* **Set exercise**
Take each line containing "screenshot" and report it exactly as written.

-- Begin Input data --

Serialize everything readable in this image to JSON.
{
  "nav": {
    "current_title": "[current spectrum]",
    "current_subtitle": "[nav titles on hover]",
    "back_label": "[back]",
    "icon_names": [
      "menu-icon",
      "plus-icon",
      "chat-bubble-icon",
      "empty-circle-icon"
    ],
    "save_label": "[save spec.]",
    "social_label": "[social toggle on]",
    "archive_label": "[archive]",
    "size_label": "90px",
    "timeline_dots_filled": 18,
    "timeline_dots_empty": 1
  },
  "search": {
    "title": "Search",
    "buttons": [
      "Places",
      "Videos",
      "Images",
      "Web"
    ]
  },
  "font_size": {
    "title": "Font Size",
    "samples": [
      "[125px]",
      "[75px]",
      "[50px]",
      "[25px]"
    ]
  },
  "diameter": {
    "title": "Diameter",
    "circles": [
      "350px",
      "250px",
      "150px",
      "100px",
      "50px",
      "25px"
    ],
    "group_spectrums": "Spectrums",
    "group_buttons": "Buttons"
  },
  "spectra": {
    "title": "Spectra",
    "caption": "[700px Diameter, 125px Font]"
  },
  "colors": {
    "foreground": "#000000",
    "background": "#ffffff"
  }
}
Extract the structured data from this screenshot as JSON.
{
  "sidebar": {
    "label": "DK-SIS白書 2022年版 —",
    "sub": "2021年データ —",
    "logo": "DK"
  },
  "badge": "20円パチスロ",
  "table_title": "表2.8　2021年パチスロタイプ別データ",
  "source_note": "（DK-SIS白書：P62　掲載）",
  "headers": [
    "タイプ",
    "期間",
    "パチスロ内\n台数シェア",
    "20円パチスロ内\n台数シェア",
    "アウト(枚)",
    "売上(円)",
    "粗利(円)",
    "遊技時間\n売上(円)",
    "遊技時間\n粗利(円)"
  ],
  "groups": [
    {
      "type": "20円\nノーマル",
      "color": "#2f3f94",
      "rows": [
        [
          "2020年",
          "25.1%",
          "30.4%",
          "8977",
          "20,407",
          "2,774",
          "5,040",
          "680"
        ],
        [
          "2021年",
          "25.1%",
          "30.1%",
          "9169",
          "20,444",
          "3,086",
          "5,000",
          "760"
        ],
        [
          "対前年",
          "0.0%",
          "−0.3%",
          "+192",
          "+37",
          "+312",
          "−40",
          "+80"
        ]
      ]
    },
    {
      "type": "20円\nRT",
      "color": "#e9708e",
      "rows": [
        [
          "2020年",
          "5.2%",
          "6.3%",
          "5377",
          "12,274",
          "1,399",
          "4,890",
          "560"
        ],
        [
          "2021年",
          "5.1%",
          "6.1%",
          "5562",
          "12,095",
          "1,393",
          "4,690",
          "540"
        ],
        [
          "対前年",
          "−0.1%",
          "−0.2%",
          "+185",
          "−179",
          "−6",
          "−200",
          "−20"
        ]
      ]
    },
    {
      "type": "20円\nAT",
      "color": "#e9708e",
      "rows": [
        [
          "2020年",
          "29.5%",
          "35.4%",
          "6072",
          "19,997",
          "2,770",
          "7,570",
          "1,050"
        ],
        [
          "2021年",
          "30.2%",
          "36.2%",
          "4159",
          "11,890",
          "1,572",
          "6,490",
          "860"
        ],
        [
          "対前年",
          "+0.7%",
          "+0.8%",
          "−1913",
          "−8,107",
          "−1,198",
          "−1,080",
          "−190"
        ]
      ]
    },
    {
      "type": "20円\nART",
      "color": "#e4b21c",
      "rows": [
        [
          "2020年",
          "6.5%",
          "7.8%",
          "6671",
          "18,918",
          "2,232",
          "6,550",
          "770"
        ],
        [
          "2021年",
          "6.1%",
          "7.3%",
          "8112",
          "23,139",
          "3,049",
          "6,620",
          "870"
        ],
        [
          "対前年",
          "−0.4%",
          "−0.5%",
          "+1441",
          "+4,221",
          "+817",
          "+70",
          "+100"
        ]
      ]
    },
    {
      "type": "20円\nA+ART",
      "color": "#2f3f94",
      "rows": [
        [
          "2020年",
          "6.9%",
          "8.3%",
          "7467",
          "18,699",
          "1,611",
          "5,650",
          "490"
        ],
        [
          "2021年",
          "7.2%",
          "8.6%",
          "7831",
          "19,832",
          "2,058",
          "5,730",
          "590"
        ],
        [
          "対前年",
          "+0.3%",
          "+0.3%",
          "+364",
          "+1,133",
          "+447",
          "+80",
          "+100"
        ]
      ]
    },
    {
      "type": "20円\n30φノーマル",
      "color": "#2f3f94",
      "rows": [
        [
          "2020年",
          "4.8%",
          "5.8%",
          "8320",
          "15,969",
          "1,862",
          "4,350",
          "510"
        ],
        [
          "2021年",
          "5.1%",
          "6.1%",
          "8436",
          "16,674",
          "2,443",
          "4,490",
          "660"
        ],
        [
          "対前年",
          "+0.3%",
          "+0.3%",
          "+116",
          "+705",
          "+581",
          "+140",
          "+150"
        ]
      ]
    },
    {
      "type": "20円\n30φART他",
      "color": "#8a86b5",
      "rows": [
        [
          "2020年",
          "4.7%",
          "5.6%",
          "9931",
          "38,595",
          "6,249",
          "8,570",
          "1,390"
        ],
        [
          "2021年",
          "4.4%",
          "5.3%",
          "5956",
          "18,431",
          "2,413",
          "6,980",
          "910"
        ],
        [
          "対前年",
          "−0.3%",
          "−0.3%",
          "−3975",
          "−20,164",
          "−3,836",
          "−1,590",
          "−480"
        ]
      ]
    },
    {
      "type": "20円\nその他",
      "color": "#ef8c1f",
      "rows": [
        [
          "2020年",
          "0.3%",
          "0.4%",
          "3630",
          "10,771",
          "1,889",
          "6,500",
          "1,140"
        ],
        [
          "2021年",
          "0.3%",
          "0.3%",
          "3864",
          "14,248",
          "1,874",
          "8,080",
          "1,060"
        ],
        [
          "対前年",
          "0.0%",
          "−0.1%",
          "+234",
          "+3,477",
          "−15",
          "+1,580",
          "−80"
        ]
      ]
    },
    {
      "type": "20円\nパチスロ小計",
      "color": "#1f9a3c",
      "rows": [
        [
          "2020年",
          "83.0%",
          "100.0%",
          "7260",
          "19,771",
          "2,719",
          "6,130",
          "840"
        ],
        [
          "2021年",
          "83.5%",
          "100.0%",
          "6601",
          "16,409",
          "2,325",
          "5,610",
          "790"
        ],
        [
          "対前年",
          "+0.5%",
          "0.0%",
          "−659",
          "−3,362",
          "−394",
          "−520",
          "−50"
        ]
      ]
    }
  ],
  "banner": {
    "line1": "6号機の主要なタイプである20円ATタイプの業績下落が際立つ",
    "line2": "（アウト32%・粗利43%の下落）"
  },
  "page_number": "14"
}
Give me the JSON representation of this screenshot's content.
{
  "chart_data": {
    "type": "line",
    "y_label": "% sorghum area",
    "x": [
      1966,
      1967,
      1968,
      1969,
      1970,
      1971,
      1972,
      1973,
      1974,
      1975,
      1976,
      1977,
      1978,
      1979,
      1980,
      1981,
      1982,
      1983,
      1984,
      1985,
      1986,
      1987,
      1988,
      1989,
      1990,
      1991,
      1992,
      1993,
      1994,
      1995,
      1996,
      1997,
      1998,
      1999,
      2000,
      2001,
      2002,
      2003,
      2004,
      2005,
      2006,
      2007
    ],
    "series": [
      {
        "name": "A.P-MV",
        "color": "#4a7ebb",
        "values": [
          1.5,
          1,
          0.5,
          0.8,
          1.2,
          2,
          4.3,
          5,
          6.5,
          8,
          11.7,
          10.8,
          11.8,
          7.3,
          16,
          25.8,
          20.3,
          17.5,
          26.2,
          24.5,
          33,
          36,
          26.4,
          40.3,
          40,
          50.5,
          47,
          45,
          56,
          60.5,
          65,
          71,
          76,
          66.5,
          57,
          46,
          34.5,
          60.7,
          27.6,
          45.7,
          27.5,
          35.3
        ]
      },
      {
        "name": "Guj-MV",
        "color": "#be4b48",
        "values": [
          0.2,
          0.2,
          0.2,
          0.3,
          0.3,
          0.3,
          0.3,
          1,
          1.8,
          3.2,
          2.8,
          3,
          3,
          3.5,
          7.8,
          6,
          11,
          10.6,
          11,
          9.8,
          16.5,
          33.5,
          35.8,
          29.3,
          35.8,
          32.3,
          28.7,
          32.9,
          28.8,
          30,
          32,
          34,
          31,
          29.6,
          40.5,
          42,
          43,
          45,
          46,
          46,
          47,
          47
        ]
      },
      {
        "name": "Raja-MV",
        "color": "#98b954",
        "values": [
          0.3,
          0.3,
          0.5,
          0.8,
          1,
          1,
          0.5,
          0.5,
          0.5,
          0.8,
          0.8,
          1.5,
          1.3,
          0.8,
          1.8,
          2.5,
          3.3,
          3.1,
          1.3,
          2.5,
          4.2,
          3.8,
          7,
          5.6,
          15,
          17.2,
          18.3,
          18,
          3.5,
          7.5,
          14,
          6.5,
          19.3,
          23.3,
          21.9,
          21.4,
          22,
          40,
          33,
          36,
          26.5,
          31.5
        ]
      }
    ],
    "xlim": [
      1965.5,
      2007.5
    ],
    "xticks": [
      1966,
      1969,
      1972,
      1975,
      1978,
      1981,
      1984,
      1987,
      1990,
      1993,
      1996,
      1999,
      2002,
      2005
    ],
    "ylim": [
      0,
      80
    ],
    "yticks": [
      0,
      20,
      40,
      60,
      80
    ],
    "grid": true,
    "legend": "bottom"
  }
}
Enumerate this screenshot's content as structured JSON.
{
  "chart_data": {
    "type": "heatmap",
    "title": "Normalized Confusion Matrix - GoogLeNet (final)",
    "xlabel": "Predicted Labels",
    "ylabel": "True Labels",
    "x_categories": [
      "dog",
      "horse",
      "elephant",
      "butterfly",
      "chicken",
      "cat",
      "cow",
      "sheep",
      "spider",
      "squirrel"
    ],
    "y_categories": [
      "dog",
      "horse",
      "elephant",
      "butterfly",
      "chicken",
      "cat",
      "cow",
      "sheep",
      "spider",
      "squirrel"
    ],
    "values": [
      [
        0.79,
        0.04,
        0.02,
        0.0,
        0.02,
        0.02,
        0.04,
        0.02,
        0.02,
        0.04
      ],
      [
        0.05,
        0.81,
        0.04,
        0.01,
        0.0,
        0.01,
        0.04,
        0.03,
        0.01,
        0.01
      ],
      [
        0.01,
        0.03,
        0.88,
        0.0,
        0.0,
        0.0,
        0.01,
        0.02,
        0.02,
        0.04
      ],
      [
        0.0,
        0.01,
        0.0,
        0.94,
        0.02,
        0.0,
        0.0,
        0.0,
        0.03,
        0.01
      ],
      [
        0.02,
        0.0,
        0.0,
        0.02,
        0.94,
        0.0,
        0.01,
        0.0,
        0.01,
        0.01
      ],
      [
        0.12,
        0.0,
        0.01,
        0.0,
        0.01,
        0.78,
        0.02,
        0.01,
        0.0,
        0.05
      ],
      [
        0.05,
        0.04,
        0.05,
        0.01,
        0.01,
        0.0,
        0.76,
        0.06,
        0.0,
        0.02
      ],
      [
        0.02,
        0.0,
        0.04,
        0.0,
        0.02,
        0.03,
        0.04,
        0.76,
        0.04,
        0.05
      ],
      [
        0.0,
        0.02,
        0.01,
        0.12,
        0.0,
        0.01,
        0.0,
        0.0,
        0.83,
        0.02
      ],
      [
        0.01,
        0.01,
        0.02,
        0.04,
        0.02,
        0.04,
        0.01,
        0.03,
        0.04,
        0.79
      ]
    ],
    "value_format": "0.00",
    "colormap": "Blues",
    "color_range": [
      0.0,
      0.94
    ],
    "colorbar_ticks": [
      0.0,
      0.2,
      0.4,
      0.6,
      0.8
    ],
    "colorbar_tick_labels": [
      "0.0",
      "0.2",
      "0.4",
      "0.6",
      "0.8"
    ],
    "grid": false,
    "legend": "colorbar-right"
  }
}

-- End Input data --

* **Written reply**
Extract the structured data from this screenshot as JSON.
Give me the JSON representation of this screenshot's content.
Enumerate this screenshot's content as structured JSON.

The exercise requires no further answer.